#### Given instruction
Write out the material exactly, leaving every picture behind.

#### Data rows
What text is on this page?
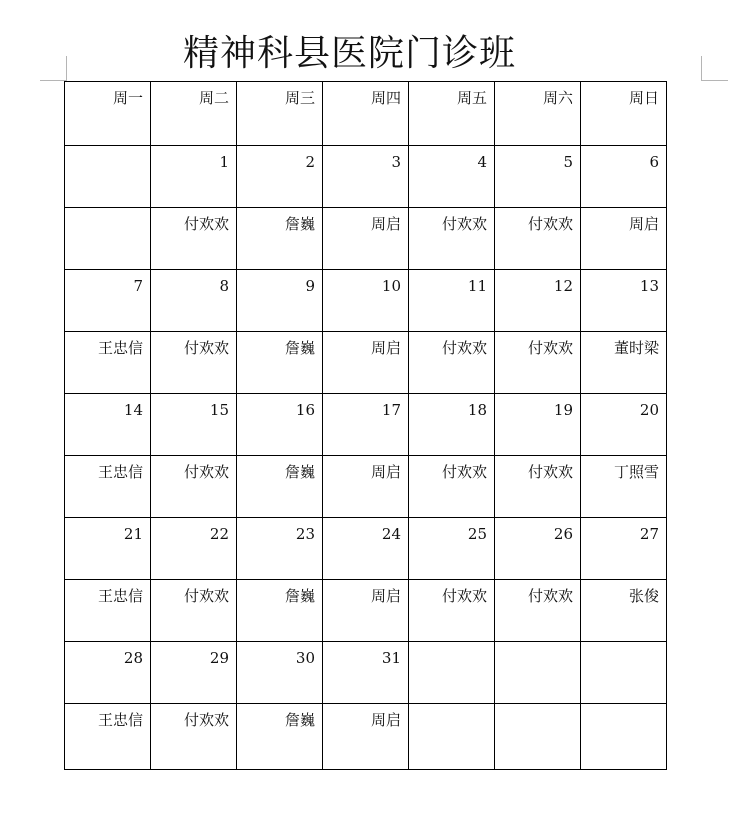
精神科县医院门诊班
周一	周二	周三	周四	周五	周六	周日
	1	2	3	4	5	6
	付欢欢	詹巍	周启	付欢欢	付欢欢	周启
7	8	9	10	11	12	13
王忠信	付欢欢	詹巍	周启	付欢欢	付欢欢	董时梁
14	15	16	17	18	19	20
王忠信	付欢欢	詹巍	周启	付欢欢	付欢欢	丁照雪
21	22	23	24	25	26	27
王忠信	付欢欢	詹巍	周启	付欢欢	付欢欢	张俊
28	29	30	31			
王忠信	付欢欢	詹巍	周启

#### Task result
What text is on this page?
精神科县医院门诊班
周一	周二	周三	周四	周五	周六	周日
	1	2	3	4	5	6
	付欢欢	詹巍	周启	付欢欢	付欢欢	周启
7	8	9	10	11	12	13
王忠信	付欢欢	詹巍	周启	付欢欢	付欢欢	董时梁
14	15	16	17	18	19	20
王忠信	付欢欢	詹巍	周启	付欢欢	付欢欢	丁照雪
21	22	23	24	25	26	27
王忠信	付欢欢	詹巍	周启	付欢欢	付欢欢	张俊
28	29	30	31			
王忠信	付欢欢	詹巍	周启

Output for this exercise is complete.